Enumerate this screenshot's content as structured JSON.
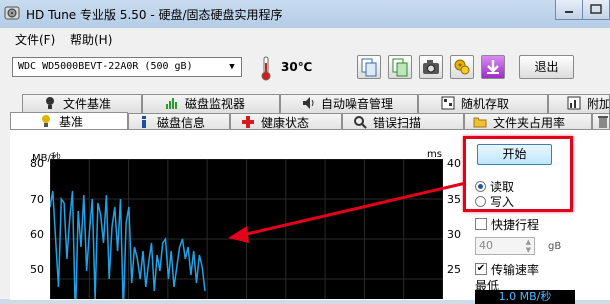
{
  "window": {
    "title": "HD Tune 专业版 5.50 - 硬盘/固态硬盘实用程序"
  },
  "menu": {
    "file": "文件(F)",
    "help": "帮助(H)"
  },
  "toolbar": {
    "drive": "WDC    WD5000BEVT-22A0R (500 gB)",
    "temperature": "30℃",
    "exit_label": "退出",
    "icons": [
      "copy-text-icon",
      "copy-screenshot-icon",
      "camera-icon",
      "options-icon",
      "save-icon"
    ]
  },
  "tabs": {
    "row1": [
      "文件基准",
      "磁盘监视器",
      "自动噪音管理",
      "随机存取",
      "附加"
    ],
    "row2": [
      "基准",
      "磁盘信息",
      "健康状态",
      "错误扫描",
      "文件夹占用率"
    ]
  },
  "chart_data": {
    "type": "line",
    "ylabel_left": "MB/秒",
    "ylabel_right": "ms",
    "left_ticks": [
      "80",
      "70",
      "60",
      "50"
    ],
    "right_ticks": [
      "40",
      "35",
      "30",
      "25"
    ],
    "series": [
      {
        "color": "#1fa3e8",
        "values": [
          68,
          72,
          60,
          48,
          70,
          69,
          55,
          65,
          72,
          40,
          67,
          58,
          71,
          52,
          62,
          70,
          45,
          69,
          66,
          59,
          71,
          50,
          63,
          68,
          57,
          70,
          42,
          64,
          68,
          49,
          58,
          55,
          50,
          57,
          48,
          54,
          59,
          47,
          56,
          52,
          59,
          60,
          50,
          57,
          48,
          53,
          58,
          60,
          55,
          58,
          51,
          57,
          49,
          56,
          53,
          47
        ]
      }
    ],
    "ylim": [
      45,
      80
    ]
  },
  "options": {
    "start_label": "开始",
    "read_label": "读取",
    "write_label": "写入",
    "mode": "read",
    "short_stroke_label": "快捷行程",
    "short_stroke_checked": false,
    "short_stroke_value": "40",
    "short_stroke_unit": "gB",
    "transfer_rate_label": "传输速率",
    "transfer_rate_checked": true,
    "min_label": "最低",
    "min_value": "1.0 MB/秒"
  },
  "colors": {
    "annotation": "#e3001b",
    "chart_line": "#1fa3e8",
    "chart_bg": "#000000"
  }
}
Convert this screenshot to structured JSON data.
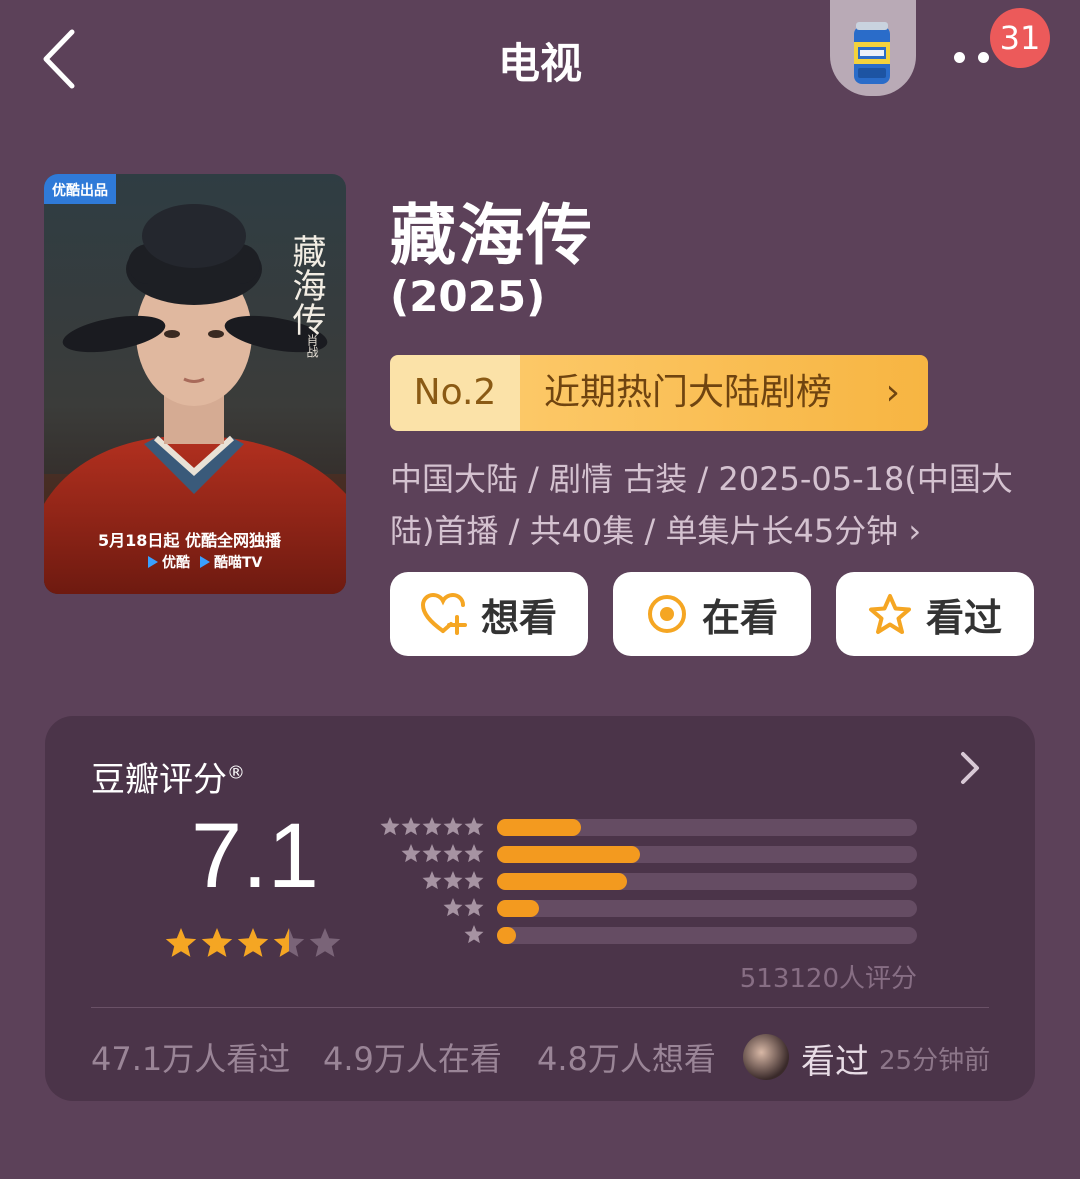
{
  "header": {
    "title": "电视",
    "badge_count": "31"
  },
  "poster": {
    "producer_tag": "优酷出品",
    "title_vertical": "藏海传",
    "tagline": "5月18日起 优酷全网独播",
    "platform_1": "优酷",
    "platform_2": "酷喵TV",
    "actor": "肖战"
  },
  "show": {
    "title": "藏海传",
    "year": "(2025)",
    "rank_no": "No.2",
    "rank_name": "近期热门大陆剧榜",
    "meta_line1": "中国大陆 / 剧情 古装 / 2025-05-18(中国大",
    "meta_line2": "陆)首播 / 共40集 / 单集片长45分钟 ›"
  },
  "actions": {
    "want": "想看",
    "watching": "在看",
    "watched": "看过"
  },
  "rating": {
    "header": "豆瓣评分",
    "reg_mark": "®",
    "score": "7.1",
    "score_stars": 3.5,
    "count_text": "513120人评分",
    "distribution": [
      {
        "stars": 5,
        "share": 0.2
      },
      {
        "stars": 4,
        "share": 0.34
      },
      {
        "stars": 3,
        "share": 0.31
      },
      {
        "stars": 2,
        "share": 0.1
      },
      {
        "stars": 1,
        "share": 0.045
      }
    ]
  },
  "stats": {
    "watched": "47.1万人看过",
    "watching": "4.9万人在看",
    "want": "4.8万人想看",
    "friend_action": "看过",
    "friend_time": "25分钟前"
  },
  "colors": {
    "background": "#5c4159",
    "card": "#4b3449",
    "accent_orange": "#f39a1f",
    "rank_gold": "#f7b542",
    "badge_red": "#ec5a5a"
  }
}
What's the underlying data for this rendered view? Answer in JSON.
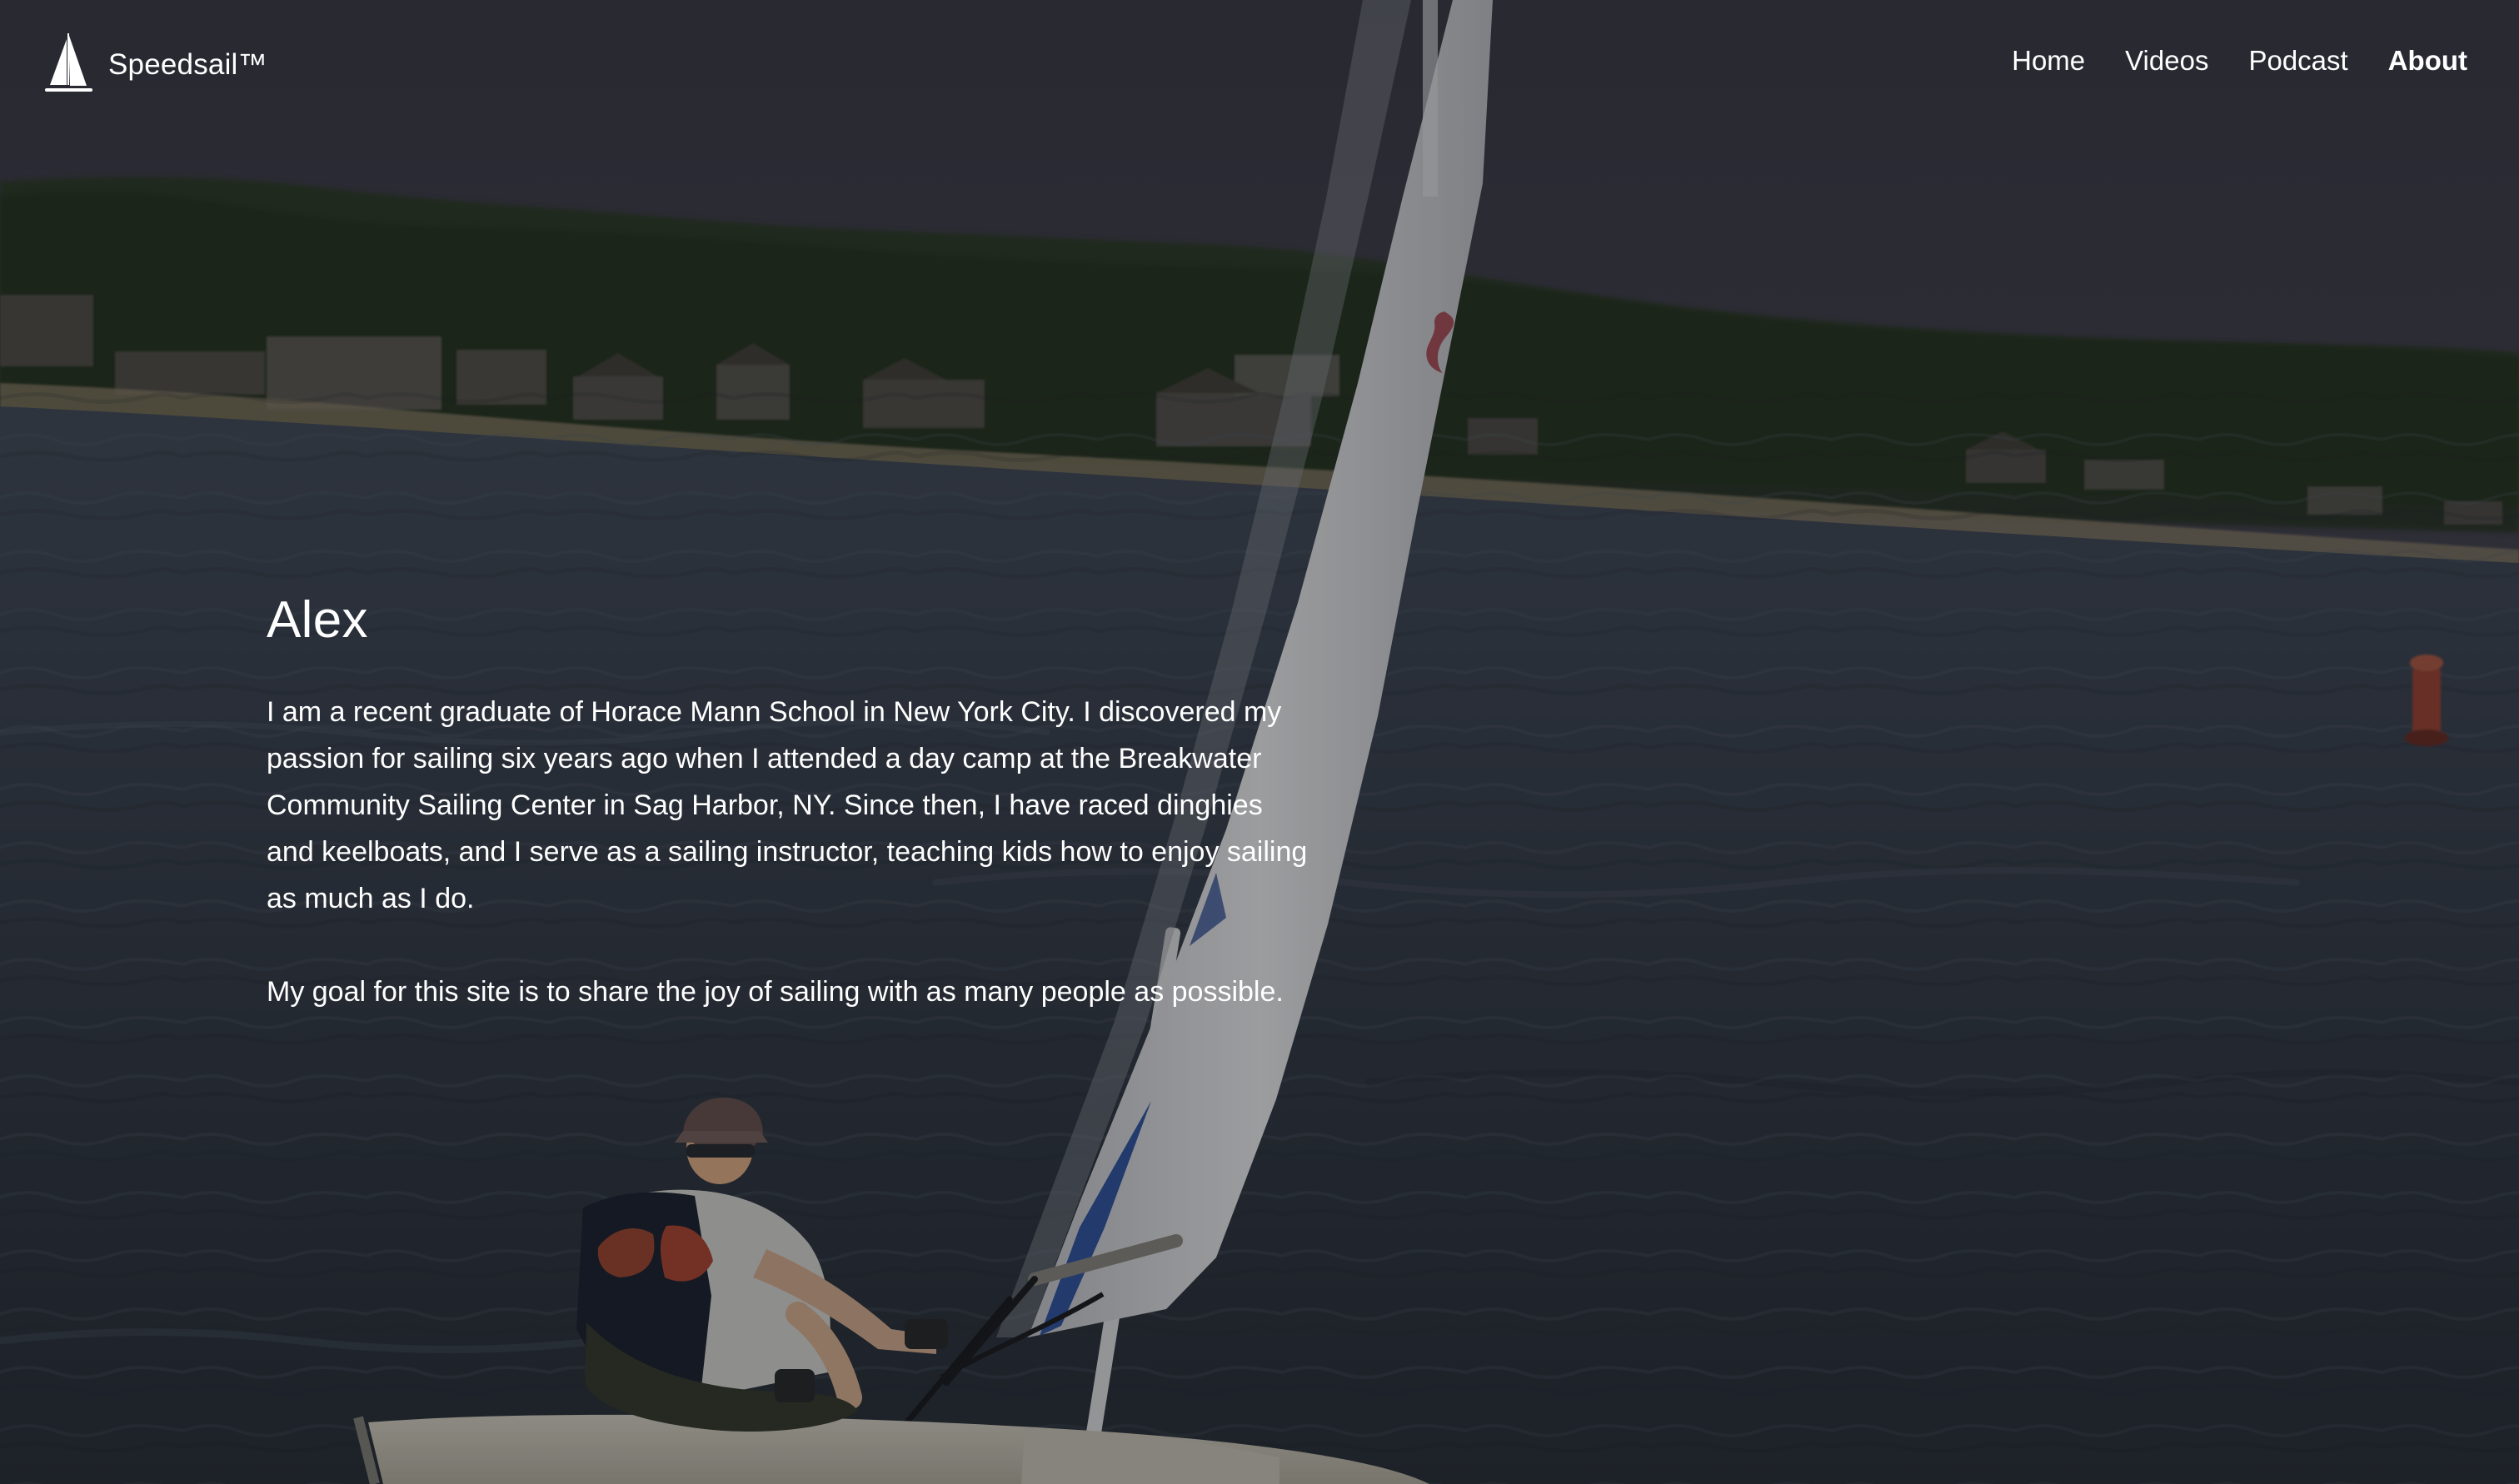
{
  "site": {
    "brand_name": "Speedsail™"
  },
  "navigation": {
    "items": [
      {
        "label": "Home",
        "active": false
      },
      {
        "label": "Videos",
        "active": false
      },
      {
        "label": "Podcast",
        "active": false
      },
      {
        "label": "About",
        "active": true
      }
    ]
  },
  "profile": {
    "title": "Alex",
    "paragraphs": [
      "I am a recent graduate of Horace Mann School in New York City. I discovered my passion for sailing six years ago when I attended a day camp at the Breakwater Community Sailing Center in Sag Harbor, NY. Since then, I have raced dinghies and keelboats, and I serve as a sailing instructor, teaching kids how to enjoy sailing as much as I do.",
      "My goal for this site is to share the joy of sailing with as many people as possible."
    ]
  },
  "icons": {
    "logo": "sailboat-icon"
  },
  "theme": {
    "text_color": "#ffffff",
    "overlay_color": "#2f3036",
    "sky_color": "#4a4a56",
    "water_color": "#3b4350",
    "trees_color": "#34402f",
    "sail_color": "#d9dce3",
    "accent_blue": "#355aa7",
    "buoy_color": "#a24b3f"
  }
}
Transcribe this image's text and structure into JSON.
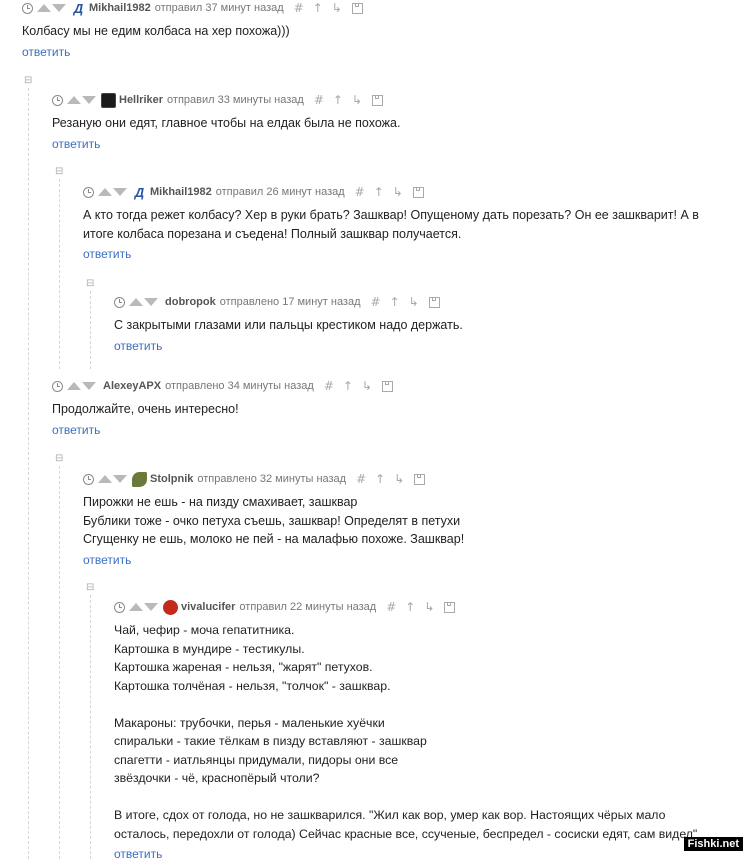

__________

Every record gets retyped exactly; no picture goes into the copy.

Enumerate this screenshot's content as structured JSON.
{
  "window": {
    "title": "HD Tune 专业版 5.50 - 硬盘/固态硬盘实用程序"
  },
  "menu": {
    "file": "文件(F)",
    "help": "帮助(H)"
  },
  "toolbar": {
    "drive": "WDC    WD5000BEVT-22A0R (500 gB)",
    "temperature": "30℃",
    "exit_label": "退出",
    "icons": [
      "copy-text-icon",
      "copy-screenshot-icon",
      "camera-icon",
      "options-icon",
      "save-icon"
    ]
  },
  "tabs": {
    "row1": [
      "文件基准",
      "磁盘监视器",
      "自动噪音管理",
      "随机存取",
      "附加"
    ],
    "row2": [
      "基准",
      "磁盘信息",
      "健康状态",
      "错误扫描",
      "文件夹占用率"
    ]
  },
  "chart_data": {
    "type": "line",
    "ylabel_left": "MB/秒",
    "ylabel_right": "ms",
    "left_ticks": [
      "80",
      "70",
      "60",
      "50"
    ],
    "right_ticks": [
      "40",
      "35",
      "30",
      "25"
    ],
    "series": [
      {
        "color": "#1fa3e8",
        "values": [
          68,
          72,
          60,
          48,
          70,
          69,
          55,
          65,
          72,
          40,
          67,
          58,
          71,
          52,
          62,
          70,
          45,
          69,
          66,
          59,
          71,
          50,
          63,
          68,
          57,
          70,
          42,
          64,
          68,
          49,
          58,
          55,
          50,
          57,
          48,
          54,
          59,
          47,
          56,
          52,
          59,
          60,
          50,
          57,
          48,
          53,
          58,
          60,
          55,
          58,
          51,
          57,
          49,
          56,
          53,
          47
        ]
      }
    ],
    "ylim": [
      45,
      80
    ]
  },
  "options": {
    "start_label": "开始",
    "read_label": "读取",
    "write_label": "写入",
    "mode": "read",
    "short_stroke_label": "快捷行程",
    "short_stroke_checked": false,
    "short_stroke_value": "40",
    "short_stroke_unit": "gB",
    "transfer_rate_label": "传输速率",
    "transfer_rate_checked": true,
    "min_label": "最低",
    "min_value": "1.0 MB/秒"
  },
  "colors": {
    "annotation": "#e3001b",
    "chart_line": "#1fa3e8",
    "chart_bg": "#000000"
  }
}
Convert this screenshot to structured JSON data.
{
  "header": {
    "title": "电视",
    "badge_count": "31"
  },
  "poster": {
    "producer_tag": "优酷出品",
    "title_vertical": "藏海传",
    "tagline": "5月18日起 优酷全网独播",
    "platform_1": "优酷",
    "platform_2": "酷喵TV",
    "actor": "肖战"
  },
  "show": {
    "title": "藏海传",
    "year": "(2025)",
    "rank_no": "No.2",
    "rank_name": "近期热门大陆剧榜",
    "meta_line1": "中国大陆 / 剧情 古装 / 2025-05-18(中国大",
    "meta_line2": "陆)首播 / 共40集 / 单集片长45分钟 ›"
  },
  "actions": {
    "want": "想看",
    "watching": "在看",
    "watched": "看过"
  },
  "rating": {
    "header": "豆瓣评分",
    "reg_mark": "®",
    "score": "7.1",
    "score_stars": 3.5,
    "count_text": "513120人评分",
    "distribution": [
      {
        "stars": 5,
        "share": 0.2
      },
      {
        "stars": 4,
        "share": 0.34
      },
      {
        "stars": 3,
        "share": 0.31
      },
      {
        "stars": 2,
        "share": 0.1
      },
      {
        "stars": 1,
        "share": 0.045
      }
    ]
  },
  "stats": {
    "watched": "47.1万人看过",
    "watching": "4.9万人在看",
    "want": "4.8万人想看",
    "friend_action": "看过",
    "friend_time": "25分钟前"
  },
  "colors": {
    "background": "#5c4159",
    "card": "#4b3449",
    "accent_orange": "#f39a1f",
    "rank_gold": "#f7b542",
    "badge_red": "#ec5a5a"
  }
}
What's the underlying data for this rendered view? Answer in JSON.
{
  "site": {
    "brand_name": "Speedsail™"
  },
  "navigation": {
    "items": [
      {
        "label": "Home",
        "active": false
      },
      {
        "label": "Videos",
        "active": false
      },
      {
        "label": "Podcast",
        "active": false
      },
      {
        "label": "About",
        "active": true
      }
    ]
  },
  "profile": {
    "title": "Alex",
    "paragraphs": [
      "I am a recent graduate of Horace Mann School in New York City. I discovered my passion for sailing six years ago when I attended a day camp at the Breakwater Community Sailing Center in Sag Harbor, NY. Since then, I have raced dinghies and keelboats, and I serve as a sailing instructor, teaching kids how to enjoy sailing as much as I do.",
      "My goal for this site is to share the joy of sailing with as many people as possible."
    ]
  },
  "icons": {
    "logo": "sailboat-icon"
  },
  "theme": {
    "text_color": "#ffffff",
    "overlay_color": "#2f3036",
    "sky_color": "#4a4a56",
    "water_color": "#3b4350",
    "trees_color": "#34402f",
    "sail_color": "#d9dce3",
    "accent_blue": "#355aa7",
    "buoy_color": "#a24b3f"
  }
}
Transcribe this image's text and structure into JSON.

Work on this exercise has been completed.